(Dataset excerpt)
[start]
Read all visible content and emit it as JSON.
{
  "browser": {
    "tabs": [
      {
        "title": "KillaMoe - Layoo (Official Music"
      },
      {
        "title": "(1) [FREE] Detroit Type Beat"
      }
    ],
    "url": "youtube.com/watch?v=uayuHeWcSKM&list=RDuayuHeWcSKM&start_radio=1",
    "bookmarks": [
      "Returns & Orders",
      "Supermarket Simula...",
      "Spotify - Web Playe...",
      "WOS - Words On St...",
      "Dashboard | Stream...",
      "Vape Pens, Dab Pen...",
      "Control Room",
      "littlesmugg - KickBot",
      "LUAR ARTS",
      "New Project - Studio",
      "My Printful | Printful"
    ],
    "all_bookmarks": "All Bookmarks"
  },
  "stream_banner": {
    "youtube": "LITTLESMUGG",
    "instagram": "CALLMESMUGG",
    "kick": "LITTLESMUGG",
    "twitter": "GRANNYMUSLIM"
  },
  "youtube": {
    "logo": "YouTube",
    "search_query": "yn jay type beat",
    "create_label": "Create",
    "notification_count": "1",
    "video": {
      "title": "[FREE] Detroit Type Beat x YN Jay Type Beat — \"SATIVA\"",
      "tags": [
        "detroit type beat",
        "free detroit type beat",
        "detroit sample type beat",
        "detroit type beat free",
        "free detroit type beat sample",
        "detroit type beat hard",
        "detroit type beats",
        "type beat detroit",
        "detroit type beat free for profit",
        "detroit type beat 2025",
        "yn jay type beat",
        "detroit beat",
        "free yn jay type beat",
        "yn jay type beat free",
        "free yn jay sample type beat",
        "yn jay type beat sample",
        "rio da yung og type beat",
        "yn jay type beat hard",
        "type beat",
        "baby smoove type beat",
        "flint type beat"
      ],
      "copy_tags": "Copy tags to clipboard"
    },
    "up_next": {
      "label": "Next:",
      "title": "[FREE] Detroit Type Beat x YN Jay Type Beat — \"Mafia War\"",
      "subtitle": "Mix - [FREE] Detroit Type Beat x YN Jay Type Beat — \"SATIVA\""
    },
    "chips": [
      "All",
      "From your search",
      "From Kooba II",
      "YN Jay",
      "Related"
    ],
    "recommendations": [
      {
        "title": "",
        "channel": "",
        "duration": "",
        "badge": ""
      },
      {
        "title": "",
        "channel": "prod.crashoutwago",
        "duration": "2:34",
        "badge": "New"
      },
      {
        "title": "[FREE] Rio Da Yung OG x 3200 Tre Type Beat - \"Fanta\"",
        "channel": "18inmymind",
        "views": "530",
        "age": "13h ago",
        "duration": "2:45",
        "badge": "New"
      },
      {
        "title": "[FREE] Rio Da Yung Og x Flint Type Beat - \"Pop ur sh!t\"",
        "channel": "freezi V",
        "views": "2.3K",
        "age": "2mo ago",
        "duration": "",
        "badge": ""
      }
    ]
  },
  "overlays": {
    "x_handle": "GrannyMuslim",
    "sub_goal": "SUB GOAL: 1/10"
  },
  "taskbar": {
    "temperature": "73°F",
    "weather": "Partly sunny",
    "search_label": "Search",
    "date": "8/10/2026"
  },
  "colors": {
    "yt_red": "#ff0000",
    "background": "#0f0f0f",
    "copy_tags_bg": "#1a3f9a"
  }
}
[end]
SET PROBLEM: Copy out all of the data exactly, leaving nothing out.

OUTPUT OF THE EXERCISE:
Read all visible content and emit it as JSON.
{
  "browser": {
    "tabs": [
      {
        "title": "KillaMoe - Layoo (Official Music"
      },
      {
        "title": "(1) [FREE] Detroit Type Beat"
      }
    ],
    "url": "youtube.com/watch?v=uayuHeWcSKM&list=RDuayuHeWcSKM&start_radio=1",
    "bookmarks": [
      "Returns & Orders",
      "Supermarket Simula...",
      "Spotify - Web Playe...",
      "WOS - Words On St...",
      "Dashboard | Stream...",
      "Vape Pens, Dab Pen...",
      "Control Room",
      "littlesmugg - KickBot",
      "LUAR ARTS",
      "New Project - Studio",
      "My Printful | Printful"
    ],
    "all_bookmarks": "All Bookmarks"
  },
  "stream_banner": {
    "youtube": "LITTLESMUGG",
    "instagram": "CALLMESMUGG",
    "kick": "LITTLESMUGG",
    "twitter": "GRANNYMUSLIM"
  },
  "youtube": {
    "logo": "YouTube",
    "search_query": "yn jay type beat",
    "create_label": "Create",
    "notification_count": "1",
    "video": {
      "title": "[FREE] Detroit Type Beat x YN Jay Type Beat — \"SATIVA\"",
      "tags": [
        "detroit type beat",
        "free detroit type beat",
        "detroit sample type beat",
        "detroit type beat free",
        "free detroit type beat sample",
        "detroit type beat hard",
        "detroit type beats",
        "type beat detroit",
        "detroit type beat free for profit",
        "detroit type beat 2025",
        "yn jay type beat",
        "detroit beat",
        "free yn jay type beat",
        "yn jay type beat free",
        "free yn jay sample type beat",
        "yn jay type beat sample",
        "rio da yung og type beat",
        "yn jay type beat hard",
        "type beat",
        "baby smoove type beat",
        "flint type beat"
      ],
      "copy_tags": "Copy tags to clipboard"
    },
    "up_next": {
      "label": "Next:",
      "title": "[FREE] Detroit Type Beat x YN Jay Type Beat — \"Mafia War\"",
      "subtitle": "Mix - [FREE] Detroit Type Beat x YN Jay Type Beat — \"SATIVA\""
    },
    "chips": [
      "All",
      "From your search",
      "From Kooba II",
      "YN Jay",
      "Related"
    ],
    "recommendations": [
      {
        "title": "",
        "channel": "",
        "duration": "",
        "badge": ""
      },
      {
        "title": "",
        "channel": "prod.crashoutwago",
        "duration": "2:34",
        "badge": "New"
      },
      {
        "title": "[FREE] Rio Da Yung OG x 3200 Tre Type Beat - \"Fanta\"",
        "channel": "18inmymind",
        "views": "530",
        "age": "13h ago",
        "duration": "2:45",
        "badge": "New"
      },
      {
        "title": "[FREE] Rio Da Yung Og x Flint Type Beat - \"Pop ur sh!t\"",
        "channel": "freezi V",
        "views": "2.3K",
        "age": "2mo ago",
        "duration": "",
        "badge": ""
      }
    ]
  },
  "overlays": {
    "x_handle": "GrannyMuslim",
    "sub_goal": "SUB GOAL: 1/10"
  },
  "taskbar": {
    "temperature": "73°F",
    "weather": "Partly sunny",
    "search_label": "Search",
    "date": "8/10/2026"
  },
  "colors": {
    "yt_red": "#ff0000",
    "background": "#0f0f0f",
    "copy_tags_bg": "#1a3f9a"
  }
}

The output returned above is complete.